** begin Task inputs **

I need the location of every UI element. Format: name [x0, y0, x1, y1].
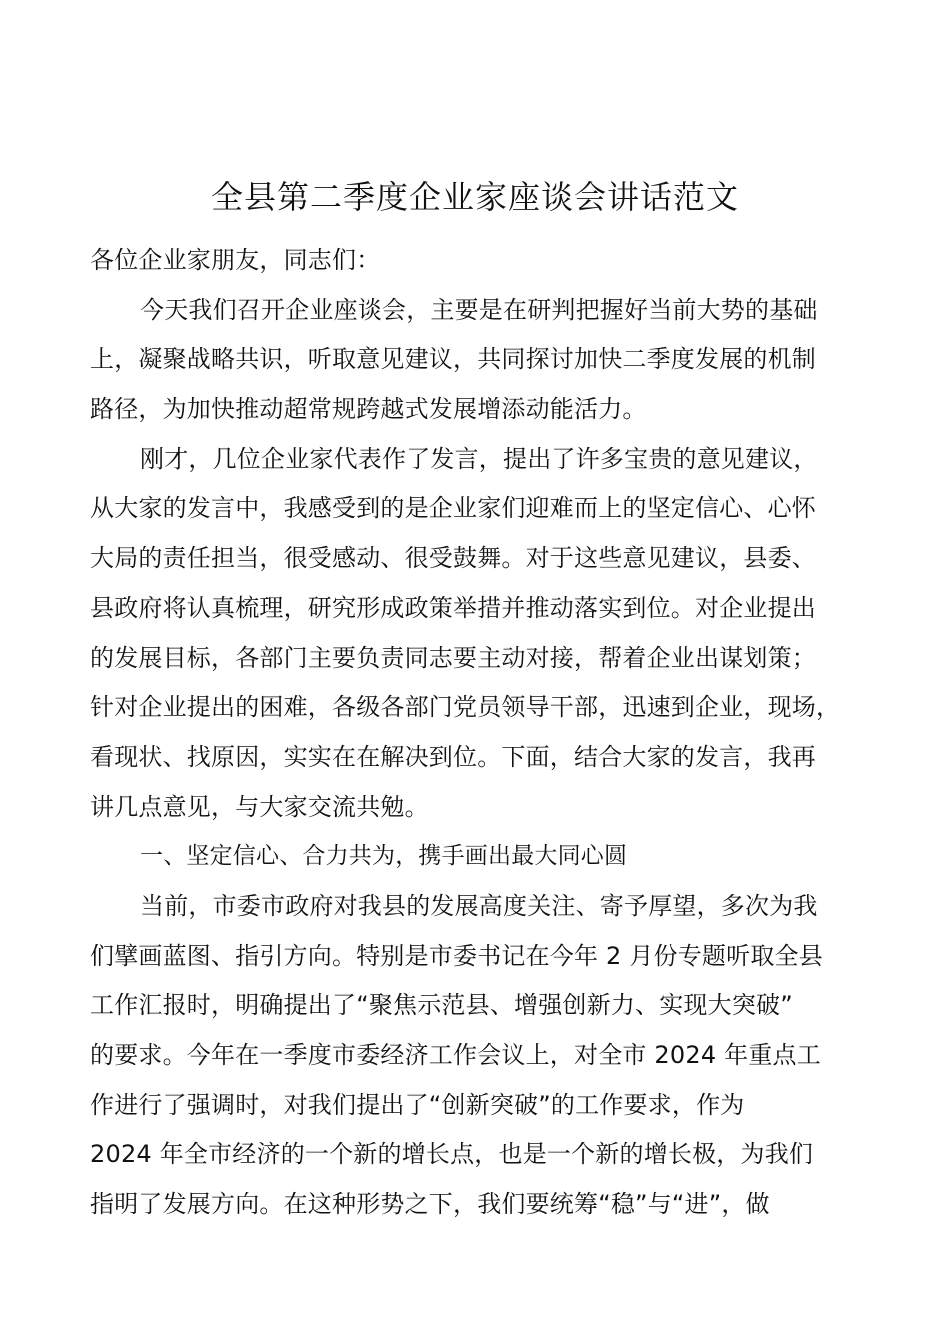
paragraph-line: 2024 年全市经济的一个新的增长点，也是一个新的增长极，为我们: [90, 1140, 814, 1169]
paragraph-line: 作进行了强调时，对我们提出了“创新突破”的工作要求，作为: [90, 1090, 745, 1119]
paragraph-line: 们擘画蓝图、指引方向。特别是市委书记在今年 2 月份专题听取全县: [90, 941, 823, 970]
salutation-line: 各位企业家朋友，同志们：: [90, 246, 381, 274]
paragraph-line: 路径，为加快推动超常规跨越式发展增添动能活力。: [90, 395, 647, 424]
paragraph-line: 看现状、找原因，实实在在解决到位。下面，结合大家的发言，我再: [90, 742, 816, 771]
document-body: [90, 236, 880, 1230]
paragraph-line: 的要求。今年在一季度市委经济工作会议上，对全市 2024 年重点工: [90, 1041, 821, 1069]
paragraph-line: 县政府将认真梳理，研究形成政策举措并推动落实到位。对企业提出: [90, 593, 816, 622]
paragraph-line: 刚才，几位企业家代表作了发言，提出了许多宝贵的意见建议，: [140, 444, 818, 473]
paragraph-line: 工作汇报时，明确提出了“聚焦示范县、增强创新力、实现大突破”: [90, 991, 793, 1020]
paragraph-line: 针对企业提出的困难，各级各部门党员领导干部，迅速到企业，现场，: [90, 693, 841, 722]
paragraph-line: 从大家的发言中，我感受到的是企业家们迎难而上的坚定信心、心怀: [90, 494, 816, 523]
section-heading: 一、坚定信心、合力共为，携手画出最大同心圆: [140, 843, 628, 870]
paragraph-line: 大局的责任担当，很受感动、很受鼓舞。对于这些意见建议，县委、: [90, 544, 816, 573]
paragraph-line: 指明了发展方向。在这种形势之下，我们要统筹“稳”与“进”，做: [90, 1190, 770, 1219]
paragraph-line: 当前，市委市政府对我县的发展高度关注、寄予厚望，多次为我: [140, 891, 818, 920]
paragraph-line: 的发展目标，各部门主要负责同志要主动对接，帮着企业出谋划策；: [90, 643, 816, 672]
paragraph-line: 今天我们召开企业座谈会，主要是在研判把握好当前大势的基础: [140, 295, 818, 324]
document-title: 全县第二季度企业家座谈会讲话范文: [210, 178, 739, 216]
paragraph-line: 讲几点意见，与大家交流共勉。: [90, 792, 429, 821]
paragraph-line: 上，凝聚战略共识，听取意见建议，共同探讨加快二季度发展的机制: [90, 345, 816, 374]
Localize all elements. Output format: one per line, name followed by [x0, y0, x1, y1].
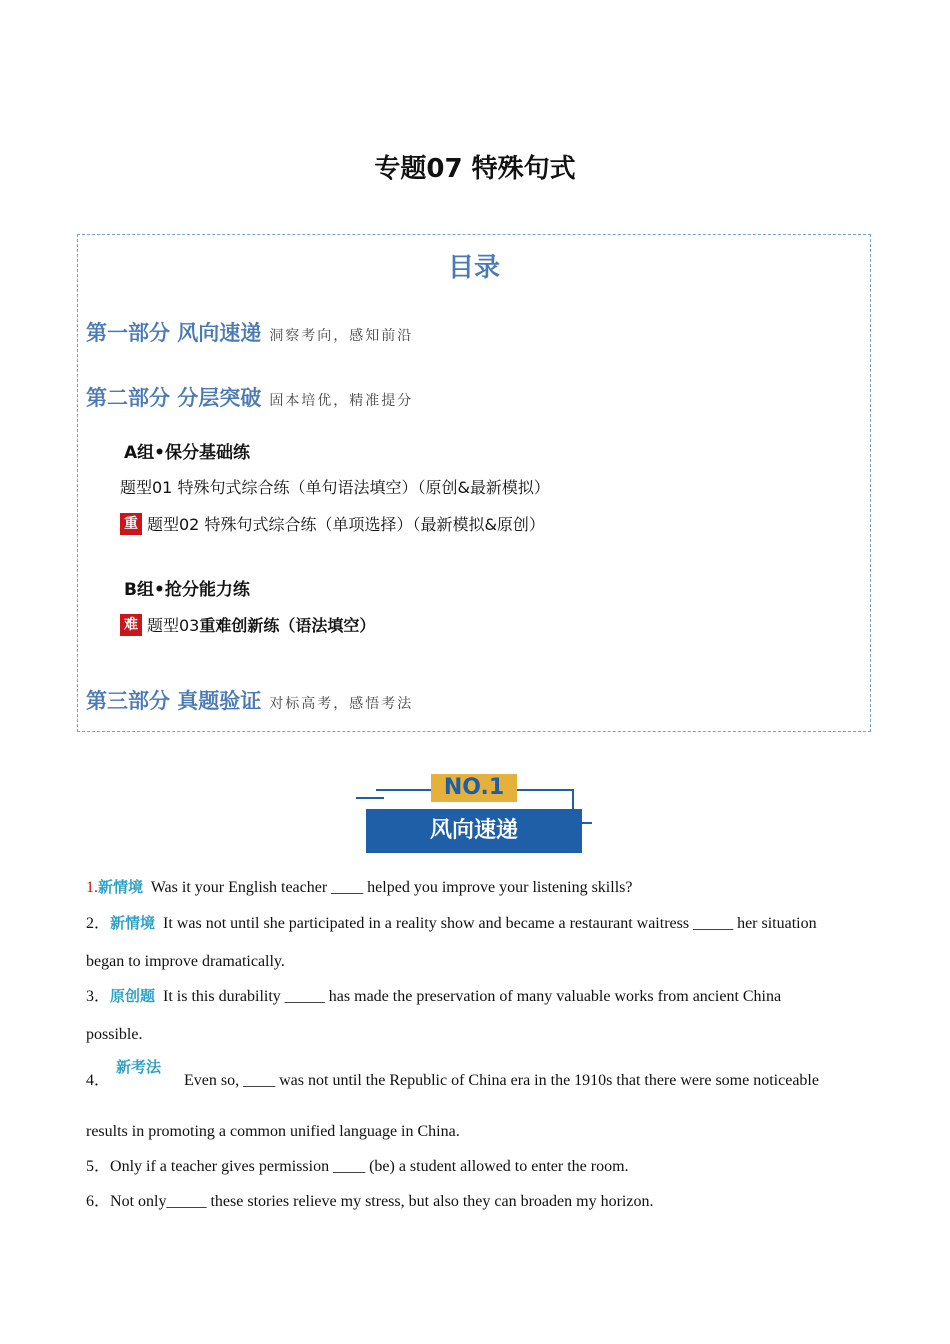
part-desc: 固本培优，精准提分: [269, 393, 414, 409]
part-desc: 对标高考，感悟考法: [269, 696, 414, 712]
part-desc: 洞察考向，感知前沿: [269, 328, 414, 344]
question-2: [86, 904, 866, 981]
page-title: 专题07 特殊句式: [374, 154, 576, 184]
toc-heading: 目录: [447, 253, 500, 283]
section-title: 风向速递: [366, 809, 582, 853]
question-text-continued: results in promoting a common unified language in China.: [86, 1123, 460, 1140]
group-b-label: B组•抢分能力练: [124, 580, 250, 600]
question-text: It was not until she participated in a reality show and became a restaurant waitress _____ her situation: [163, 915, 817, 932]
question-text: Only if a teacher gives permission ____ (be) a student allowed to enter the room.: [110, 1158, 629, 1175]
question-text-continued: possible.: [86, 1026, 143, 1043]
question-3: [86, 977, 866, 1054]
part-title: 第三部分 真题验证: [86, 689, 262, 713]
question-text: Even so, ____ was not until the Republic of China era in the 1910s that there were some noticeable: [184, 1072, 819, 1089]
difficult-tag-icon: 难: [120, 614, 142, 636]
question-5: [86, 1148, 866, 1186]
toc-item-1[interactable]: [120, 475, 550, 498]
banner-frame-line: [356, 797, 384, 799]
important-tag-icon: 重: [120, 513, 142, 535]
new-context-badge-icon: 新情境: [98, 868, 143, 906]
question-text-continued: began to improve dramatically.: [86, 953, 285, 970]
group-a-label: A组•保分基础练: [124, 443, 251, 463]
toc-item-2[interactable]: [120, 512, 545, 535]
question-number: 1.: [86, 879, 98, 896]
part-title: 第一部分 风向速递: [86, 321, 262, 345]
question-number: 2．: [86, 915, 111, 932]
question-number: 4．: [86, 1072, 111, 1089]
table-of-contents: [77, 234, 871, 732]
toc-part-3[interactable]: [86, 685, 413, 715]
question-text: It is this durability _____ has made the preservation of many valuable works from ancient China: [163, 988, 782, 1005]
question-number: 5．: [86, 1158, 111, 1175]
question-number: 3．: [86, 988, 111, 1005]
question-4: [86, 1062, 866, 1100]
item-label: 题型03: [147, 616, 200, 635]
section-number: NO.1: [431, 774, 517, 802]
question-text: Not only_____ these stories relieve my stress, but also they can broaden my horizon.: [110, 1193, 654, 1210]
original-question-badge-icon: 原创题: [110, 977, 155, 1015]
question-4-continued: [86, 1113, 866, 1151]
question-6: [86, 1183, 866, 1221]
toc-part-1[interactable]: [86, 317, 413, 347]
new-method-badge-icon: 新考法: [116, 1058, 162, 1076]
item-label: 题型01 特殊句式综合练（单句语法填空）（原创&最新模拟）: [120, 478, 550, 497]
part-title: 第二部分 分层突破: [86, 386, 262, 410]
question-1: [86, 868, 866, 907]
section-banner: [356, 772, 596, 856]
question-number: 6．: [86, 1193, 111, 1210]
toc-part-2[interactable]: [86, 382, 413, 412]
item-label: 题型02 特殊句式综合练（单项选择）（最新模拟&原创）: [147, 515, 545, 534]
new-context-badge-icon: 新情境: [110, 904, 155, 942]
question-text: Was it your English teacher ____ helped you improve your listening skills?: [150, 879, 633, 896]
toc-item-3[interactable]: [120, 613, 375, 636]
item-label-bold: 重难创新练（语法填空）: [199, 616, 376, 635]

** end Task inputs **

[Challenge]
Give every line of the rows above as a Markdown table with two columns, No. and Content, numbering the lines in order. Skip blank lines, and leave the pictures out.

[Exercise output]
| No. | Content |
|---|---|
| 1 | I need the location of every UI element. Format: name [x0, y0, x1, y1]. |
| 2 | paragraph-line: 2024 年全市经济的一个新的增长点，也是一个新的增长极，为我们: [90, 1140, 814, 1169] |
| 3 | paragraph-line: 作进行了强调时，对我们提出了“创新突破”的工作要求，作为: [90, 1090, 745, 1119] |
| 4 | paragraph-line: 们擘画蓝图、指引方向。特别是市委书记在今年 2 月份专题听取全县: [90, 941, 823, 970] |
| 5 | salutation-line: 各位企业家朋友，同志们：: [90, 246, 381, 274] |
| 6 | paragraph-line: 路径，为加快推动超常规跨越式发展增添动能活力。: [90, 395, 647, 424] |
| 7 | paragraph-line: 看现状、找原因，实实在在解决到位。下面，结合大家的发言，我再: [90, 742, 816, 771] |
| 8 | document-body: [90, 236, 880, 1230] |
| 9 | paragraph-line: 的要求。今年在一季度市委经济工作会议上，对全市 2024 年重点工: [90, 1041, 821, 1069] |
| 10 | paragraph-line: 县政府将认真梳理，研究形成政策举措并推动落实到位。对企业提出: [90, 593, 816, 622] |
| 11 | paragraph-line: 刚才，几位企业家代表作了发言，提出了许多宝贵的意见建议，: [140, 444, 818, 473] |
| 12 | paragraph-line: 工作汇报时，明确提出了“聚焦示范县、增强创新力、实现大突破”: [90, 991, 793, 1020] |
| 13 | paragraph-line: 针对企业提出的困难，各级各部门党员领导干部，迅速到企业，现场，: [90, 693, 841, 722] |
| 14 | paragraph-line: 从大家的发言中，我感受到的是企业家们迎难而上的坚定信心、心怀: [90, 494, 816, 523] |
| 15 | section-heading: 一、坚定信心、合力共为，携手画出最大同心圆: [140, 843, 628, 870] |
| 16 | paragraph-line: 大局的责任担当，很受感动、很受鼓舞。对于这些意见建议，县委、: [90, 544, 816, 573] |
| 17 | paragraph-line: 指明了发展方向。在这种形势之下，我们要统筹“稳”与“进”，做: [90, 1190, 770, 1219] |
| 18 | paragraph-line: 当前，市委市政府对我县的发展高度关注、寄予厚望，多次为我: [140, 891, 818, 920] |
| 19 | paragraph-line: 的发展目标，各部门主要负责同志要主动对接，帮着企业出谋划策；: [90, 643, 816, 672] |
| 20 | paragraph-line: 今天我们召开企业座谈会，主要是在研判把握好当前大势的基础: [140, 295, 818, 324] |
| 21 | document-title: 全县第二季度企业家座谈会讲话范文: [210, 178, 739, 216] |
| 22 | paragraph-line: 讲几点意见，与大家交流共勉。: [90, 792, 429, 821] |
| 23 | paragraph-line: 上，凝聚战略共识，听取意见建议，共同探讨加快二季度发展的机制: [90, 345, 816, 374] |
| 24 | Localize all elements. Output format: one per line, name followed by [x0, y0, x1, y1]. |
| 25 | part-desc: 固本培优，精准提分: [269, 393, 414, 409] |
| 26 | part-desc: 对标高考，感悟考法: [269, 696, 414, 712] |
| 27 | part-desc: 洞察考向，感知前沿: [269, 328, 414, 344] |
| 28 | question-2: [86, 904, 866, 981] |
| 29 | page-title: 专题07 特殊句式: [374, 154, 576, 184] |
| 30 | toc-heading: 目录: [447, 253, 500, 283] |
| 31 | section-title: 风向速递: [366, 809, 582, 853] |
| 32 | question-text-continued: results in promoting a common unified language in China.: [86, 1123, 460, 1140] |
| 33 | group-b-label: B组•抢分能力练: [124, 580, 250, 600] |
| 34 | question-text: It was not until she participated in a reality show and became a restaurant waitress _____ her situation: [163, 915, 817, 932] |
| 35 | question-text: Only if a teacher gives permission ____ (be) a student allowed to enter the room.: [110, 1158, 629, 1175] |
| 36 | question-text-continued: possible.: [86, 1026, 143, 1043] |
| 37 | question-3: [86, 977, 866, 1054] |
| 38 | part-title: 第三部分 真题验证: [86, 689, 262, 713] |
| 39 | question-text: Even so, ____ was not until the Republic of China era in the 1910s that there were some noticeable: [184, 1072, 819, 1089] |
| 40 | difficult-tag-icon: 难: [120, 614, 142, 636] |
| 41 | question-5: [86, 1148, 866, 1186] |
| 42 | toc-item-1[interactable]: [120, 475, 550, 498] |
| 43 | banner-frame-line: [356, 797, 384, 799] |
| 44 | important-tag-icon: 重: [120, 513, 142, 535] |
| 45 | new-context-badge-icon: 新情境: [98, 868, 143, 906] |
| 46 | question-text-continued: began to improve dramatically.: [86, 953, 285, 970] |
| 47 | group-a-label: A组•保分基础练: [124, 443, 251, 463] |
| 48 | toc-item-2[interactable]: [120, 512, 545, 535] |
| 49 | question-number: 1.: [86, 879, 98, 896] |
| 50 | part-title: 第一部分 风向速递: [86, 321, 262, 345] |
| 51 | question-number: 2．: [86, 915, 111, 932] |
| 52 | question-number: 4．: [86, 1072, 111, 1089] |
| 53 | table-of-contents: [77, 234, 871, 732] |
| 54 | toc-part-3[interactable]: [86, 685, 413, 715] |
| 55 | question-text: It is this durability _____ has made the preservation of many valuable works from ancient China: [163, 988, 782, 1005] |
| 56 | question-number: 5．: [86, 1158, 111, 1175] |
| 57 | question-number: 3．: [86, 988, 111, 1005] |
| 58 | question-4: [86, 1062, 866, 1100] |
| 59 | item-label: 题型03: [147, 616, 200, 635] |
| 60 | section-number: NO.1: [431, 774, 517, 802] |
| 61 | question-text: Not only_____ these stories relieve my stress, but also they can broaden my horizon.: [110, 1193, 654, 1210] |
| 62 | original-question-badge-icon: 原创题: [110, 977, 155, 1015] |
| 63 | question-4-continued: [86, 1113, 866, 1151] |
| 64 | question-6: [86, 1183, 866, 1221] |
| 65 | toc-part-1[interactable]: [86, 317, 413, 347] |
| 66 | new-method-badge-icon: 新考法: [116, 1058, 162, 1076] |
| 67 | item-label: 题型01 特殊句式综合练（单句语法填空）（原创&最新模拟）: [120, 478, 550, 497] |
| 68 | part-title: 第二部分 分层突破: [86, 386, 262, 410] |
| 69 | question-1: [86, 868, 866, 907] |
| 70 | section-banner: [356, 772, 596, 856] |
| 71 | question-number: 6．: [86, 1193, 111, 1210] |
| 72 | toc-part-2[interactable]: [86, 382, 413, 412] |
| 73 | item-label: 题型02 特殊句式综合练（单项选择）（最新模拟&原创）: [147, 515, 545, 534] |
| 74 | new-context-badge-icon: 新情境: [110, 904, 155, 942] |
| 75 | question-text: Was it your English teacher ____ helped you improve your listening skills?: [150, 879, 633, 896] |
| 76 | toc-item-3[interactable]: [120, 613, 375, 636] |
| 77 | item-label-bold: 重难创新练（语法填空）: [199, 616, 376, 635] |